_Requirements_. Write out, precisely and in full, each line of the material.

** Start Records for the exercise **

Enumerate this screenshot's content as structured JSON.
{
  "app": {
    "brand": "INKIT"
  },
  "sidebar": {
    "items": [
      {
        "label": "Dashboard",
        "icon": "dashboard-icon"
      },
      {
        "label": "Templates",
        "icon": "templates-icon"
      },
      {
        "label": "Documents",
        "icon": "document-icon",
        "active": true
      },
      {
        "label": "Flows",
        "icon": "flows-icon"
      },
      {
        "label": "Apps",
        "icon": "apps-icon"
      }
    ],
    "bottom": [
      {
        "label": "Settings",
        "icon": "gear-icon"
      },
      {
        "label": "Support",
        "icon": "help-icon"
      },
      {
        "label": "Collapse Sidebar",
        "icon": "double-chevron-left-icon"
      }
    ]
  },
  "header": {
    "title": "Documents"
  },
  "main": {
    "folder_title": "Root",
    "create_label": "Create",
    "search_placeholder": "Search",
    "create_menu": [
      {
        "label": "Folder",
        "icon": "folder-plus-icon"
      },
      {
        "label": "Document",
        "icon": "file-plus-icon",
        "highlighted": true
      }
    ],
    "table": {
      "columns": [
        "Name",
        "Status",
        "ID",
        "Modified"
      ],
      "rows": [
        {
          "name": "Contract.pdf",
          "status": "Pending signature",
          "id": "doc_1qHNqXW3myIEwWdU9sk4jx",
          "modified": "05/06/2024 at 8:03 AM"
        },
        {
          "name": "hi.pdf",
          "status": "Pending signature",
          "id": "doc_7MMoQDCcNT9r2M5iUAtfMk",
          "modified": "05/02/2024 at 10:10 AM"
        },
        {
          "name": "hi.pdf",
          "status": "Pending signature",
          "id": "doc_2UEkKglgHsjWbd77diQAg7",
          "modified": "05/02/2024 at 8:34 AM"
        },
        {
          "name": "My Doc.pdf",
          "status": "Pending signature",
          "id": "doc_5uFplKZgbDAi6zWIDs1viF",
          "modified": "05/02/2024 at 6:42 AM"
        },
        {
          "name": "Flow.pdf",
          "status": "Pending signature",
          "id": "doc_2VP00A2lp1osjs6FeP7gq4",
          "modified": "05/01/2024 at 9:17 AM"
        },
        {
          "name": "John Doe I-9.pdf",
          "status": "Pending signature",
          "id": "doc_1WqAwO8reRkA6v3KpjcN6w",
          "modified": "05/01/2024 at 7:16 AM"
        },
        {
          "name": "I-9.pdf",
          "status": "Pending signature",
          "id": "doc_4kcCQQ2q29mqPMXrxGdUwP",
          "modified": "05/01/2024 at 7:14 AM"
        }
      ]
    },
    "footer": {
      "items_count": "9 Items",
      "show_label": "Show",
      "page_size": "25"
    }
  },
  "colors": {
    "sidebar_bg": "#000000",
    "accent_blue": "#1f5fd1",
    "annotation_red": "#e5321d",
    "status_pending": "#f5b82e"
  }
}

** End Records for the exercise **

_Reply to the task_.
Enumerate this screenshot's content as structured JSON.
{
  "app": {
    "brand": "INKIT"
  },
  "sidebar": {
    "items": [
      {
        "label": "Dashboard",
        "icon": "dashboard-icon"
      },
      {
        "label": "Templates",
        "icon": "templates-icon"
      },
      {
        "label": "Documents",
        "icon": "document-icon",
        "active": true
      },
      {
        "label": "Flows",
        "icon": "flows-icon"
      },
      {
        "label": "Apps",
        "icon": "apps-icon"
      }
    ],
    "bottom": [
      {
        "label": "Settings",
        "icon": "gear-icon"
      },
      {
        "label": "Support",
        "icon": "help-icon"
      },
      {
        "label": "Collapse Sidebar",
        "icon": "double-chevron-left-icon"
      }
    ]
  },
  "header": {
    "title": "Documents"
  },
  "main": {
    "folder_title": "Root",
    "create_label": "Create",
    "search_placeholder": "Search",
    "create_menu": [
      {
        "label": "Folder",
        "icon": "folder-plus-icon"
      },
      {
        "label": "Document",
        "icon": "file-plus-icon",
        "highlighted": true
      }
    ],
    "table": {
      "columns": [
        "Name",
        "Status",
        "ID",
        "Modified"
      ],
      "rows": [
        {
          "name": "Contract.pdf",
          "status": "Pending signature",
          "id": "doc_1qHNqXW3myIEwWdU9sk4jx",
          "modified": "05/06/2024 at 8:03 AM"
        },
        {
          "name": "hi.pdf",
          "status": "Pending signature",
          "id": "doc_7MMoQDCcNT9r2M5iUAtfMk",
          "modified": "05/02/2024 at 10:10 AM"
        },
        {
          "name": "hi.pdf",
          "status": "Pending signature",
          "id": "doc_2UEkKglgHsjWbd77diQAg7",
          "modified": "05/02/2024 at 8:34 AM"
        },
        {
          "name": "My Doc.pdf",
          "status": "Pending signature",
          "id": "doc_5uFplKZgbDAi6zWIDs1viF",
          "modified": "05/02/2024 at 6:42 AM"
        },
        {
          "name": "Flow.pdf",
          "status": "Pending signature",
          "id": "doc_2VP00A2lp1osjs6FeP7gq4",
          "modified": "05/01/2024 at 9:17 AM"
        },
        {
          "name": "John Doe I-9.pdf",
          "status": "Pending signature",
          "id": "doc_1WqAwO8reRkA6v3KpjcN6w",
          "modified": "05/01/2024 at 7:16 AM"
        },
        {
          "name": "I-9.pdf",
          "status": "Pending signature",
          "id": "doc_4kcCQQ2q29mqPMXrxGdUwP",
          "modified": "05/01/2024 at 7:14 AM"
        }
      ]
    },
    "footer": {
      "items_count": "9 Items",
      "show_label": "Show",
      "page_size": "25"
    }
  },
  "colors": {
    "sidebar_bg": "#000000",
    "accent_blue": "#1f5fd1",
    "annotation_red": "#e5321d",
    "status_pending": "#f5b82e"
  }
}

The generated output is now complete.